● **Directions for this task**
Return each entry exactly, with none missing.

● **Entries supplied**
* Start *

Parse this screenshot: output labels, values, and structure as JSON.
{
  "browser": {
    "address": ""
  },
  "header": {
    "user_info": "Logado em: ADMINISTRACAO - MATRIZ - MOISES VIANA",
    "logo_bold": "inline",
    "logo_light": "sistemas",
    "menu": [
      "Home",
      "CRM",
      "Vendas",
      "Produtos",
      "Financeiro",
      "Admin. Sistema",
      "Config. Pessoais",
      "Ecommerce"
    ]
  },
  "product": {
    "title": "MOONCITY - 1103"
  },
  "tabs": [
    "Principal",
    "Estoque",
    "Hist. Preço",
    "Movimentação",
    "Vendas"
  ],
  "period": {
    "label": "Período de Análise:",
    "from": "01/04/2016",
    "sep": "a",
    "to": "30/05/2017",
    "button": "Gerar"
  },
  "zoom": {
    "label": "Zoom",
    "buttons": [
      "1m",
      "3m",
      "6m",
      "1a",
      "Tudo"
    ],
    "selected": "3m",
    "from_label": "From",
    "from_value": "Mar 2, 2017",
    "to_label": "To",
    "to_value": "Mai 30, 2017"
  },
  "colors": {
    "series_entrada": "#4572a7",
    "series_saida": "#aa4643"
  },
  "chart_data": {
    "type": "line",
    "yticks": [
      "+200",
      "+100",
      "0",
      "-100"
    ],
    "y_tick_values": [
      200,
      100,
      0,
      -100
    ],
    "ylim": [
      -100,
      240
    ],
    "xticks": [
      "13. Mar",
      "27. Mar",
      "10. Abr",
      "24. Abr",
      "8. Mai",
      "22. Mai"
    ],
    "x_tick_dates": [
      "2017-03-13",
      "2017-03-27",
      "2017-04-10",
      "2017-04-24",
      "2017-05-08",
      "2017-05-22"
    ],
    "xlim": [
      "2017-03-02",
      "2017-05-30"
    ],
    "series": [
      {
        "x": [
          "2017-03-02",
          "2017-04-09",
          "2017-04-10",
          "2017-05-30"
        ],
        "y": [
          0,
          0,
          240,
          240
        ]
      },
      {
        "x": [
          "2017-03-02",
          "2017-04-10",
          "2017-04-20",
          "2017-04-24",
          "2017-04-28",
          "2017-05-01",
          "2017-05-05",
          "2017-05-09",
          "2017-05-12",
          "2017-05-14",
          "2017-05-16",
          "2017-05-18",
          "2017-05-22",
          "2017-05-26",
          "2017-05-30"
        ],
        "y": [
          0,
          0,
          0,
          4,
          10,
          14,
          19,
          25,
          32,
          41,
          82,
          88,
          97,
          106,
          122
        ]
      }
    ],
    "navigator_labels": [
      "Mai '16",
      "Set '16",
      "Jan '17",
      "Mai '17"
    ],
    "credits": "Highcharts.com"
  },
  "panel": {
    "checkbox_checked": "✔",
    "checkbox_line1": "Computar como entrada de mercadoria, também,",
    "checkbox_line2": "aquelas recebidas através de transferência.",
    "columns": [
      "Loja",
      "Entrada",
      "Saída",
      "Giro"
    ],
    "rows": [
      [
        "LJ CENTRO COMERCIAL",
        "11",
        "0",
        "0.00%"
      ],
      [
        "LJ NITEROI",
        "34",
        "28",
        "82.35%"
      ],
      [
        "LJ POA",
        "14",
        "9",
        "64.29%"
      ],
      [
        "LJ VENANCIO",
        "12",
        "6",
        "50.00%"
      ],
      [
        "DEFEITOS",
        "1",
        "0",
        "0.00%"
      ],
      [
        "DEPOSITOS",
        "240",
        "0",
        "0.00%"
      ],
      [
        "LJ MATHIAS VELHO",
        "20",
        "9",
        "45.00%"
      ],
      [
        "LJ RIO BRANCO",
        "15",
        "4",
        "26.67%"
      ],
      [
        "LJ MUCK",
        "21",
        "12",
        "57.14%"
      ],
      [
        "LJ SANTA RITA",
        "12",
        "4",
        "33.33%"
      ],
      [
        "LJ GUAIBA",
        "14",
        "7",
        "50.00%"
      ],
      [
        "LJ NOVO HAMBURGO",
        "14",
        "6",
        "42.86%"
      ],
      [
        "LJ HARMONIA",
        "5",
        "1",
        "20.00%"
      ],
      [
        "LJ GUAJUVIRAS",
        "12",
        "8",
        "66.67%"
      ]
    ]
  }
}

* End *

● **Solution to this task**
Parse this screenshot: output labels, values, and structure as JSON.
{
  "browser": {
    "address": ""
  },
  "header": {
    "user_info": "Logado em: ADMINISTRACAO - MATRIZ - MOISES VIANA",
    "logo_bold": "inline",
    "logo_light": "sistemas",
    "menu": [
      "Home",
      "CRM",
      "Vendas",
      "Produtos",
      "Financeiro",
      "Admin. Sistema",
      "Config. Pessoais",
      "Ecommerce"
    ]
  },
  "product": {
    "title": "MOONCITY - 1103"
  },
  "tabs": [
    "Principal",
    "Estoque",
    "Hist. Preço",
    "Movimentação",
    "Vendas"
  ],
  "period": {
    "label": "Período de Análise:",
    "from": "01/04/2016",
    "sep": "a",
    "to": "30/05/2017",
    "button": "Gerar"
  },
  "zoom": {
    "label": "Zoom",
    "buttons": [
      "1m",
      "3m",
      "6m",
      "1a",
      "Tudo"
    ],
    "selected": "3m",
    "from_label": "From",
    "from_value": "Mar 2, 2017",
    "to_label": "To",
    "to_value": "Mai 30, 2017"
  },
  "colors": {
    "series_entrada": "#4572a7",
    "series_saida": "#aa4643"
  },
  "chart_data": {
    "type": "line",
    "yticks": [
      "+200",
      "+100",
      "0",
      "-100"
    ],
    "y_tick_values": [
      200,
      100,
      0,
      -100
    ],
    "ylim": [
      -100,
      240
    ],
    "xticks": [
      "13. Mar",
      "27. Mar",
      "10. Abr",
      "24. Abr",
      "8. Mai",
      "22. Mai"
    ],
    "x_tick_dates": [
      "2017-03-13",
      "2017-03-27",
      "2017-04-10",
      "2017-04-24",
      "2017-05-08",
      "2017-05-22"
    ],
    "xlim": [
      "2017-03-02",
      "2017-05-30"
    ],
    "series": [
      {
        "x": [
          "2017-03-02",
          "2017-04-09",
          "2017-04-10",
          "2017-05-30"
        ],
        "y": [
          0,
          0,
          240,
          240
        ]
      },
      {
        "x": [
          "2017-03-02",
          "2017-04-10",
          "2017-04-20",
          "2017-04-24",
          "2017-04-28",
          "2017-05-01",
          "2017-05-05",
          "2017-05-09",
          "2017-05-12",
          "2017-05-14",
          "2017-05-16",
          "2017-05-18",
          "2017-05-22",
          "2017-05-26",
          "2017-05-30"
        ],
        "y": [
          0,
          0,
          0,
          4,
          10,
          14,
          19,
          25,
          32,
          41,
          82,
          88,
          97,
          106,
          122
        ]
      }
    ],
    "navigator_labels": [
      "Mai '16",
      "Set '16",
      "Jan '17",
      "Mai '17"
    ],
    "credits": "Highcharts.com"
  },
  "panel": {
    "checkbox_checked": "✔",
    "checkbox_line1": "Computar como entrada de mercadoria, também,",
    "checkbox_line2": "aquelas recebidas através de transferência.",
    "columns": [
      "Loja",
      "Entrada",
      "Saída",
      "Giro"
    ],
    "rows": [
      [
        "LJ CENTRO COMERCIAL",
        "11",
        "0",
        "0.00%"
      ],
      [
        "LJ NITEROI",
        "34",
        "28",
        "82.35%"
      ],
      [
        "LJ POA",
        "14",
        "9",
        "64.29%"
      ],
      [
        "LJ VENANCIO",
        "12",
        "6",
        "50.00%"
      ],
      [
        "DEFEITOS",
        "1",
        "0",
        "0.00%"
      ],
      [
        "DEPOSITOS",
        "240",
        "0",
        "0.00%"
      ],
      [
        "LJ MATHIAS VELHO",
        "20",
        "9",
        "45.00%"
      ],
      [
        "LJ RIO BRANCO",
        "15",
        "4",
        "26.67%"
      ],
      [
        "LJ MUCK",
        "21",
        "12",
        "57.14%"
      ],
      [
        "LJ SANTA RITA",
        "12",
        "4",
        "33.33%"
      ],
      [
        "LJ GUAIBA",
        "14",
        "7",
        "50.00%"
      ],
      [
        "LJ NOVO HAMBURGO",
        "14",
        "6",
        "42.86%"
      ],
      [
        "LJ HARMONIA",
        "5",
        "1",
        "20.00%"
      ],
      [
        "LJ GUAJUVIRAS",
        "12",
        "8",
        "66.67%"
      ]
    ]
  }
}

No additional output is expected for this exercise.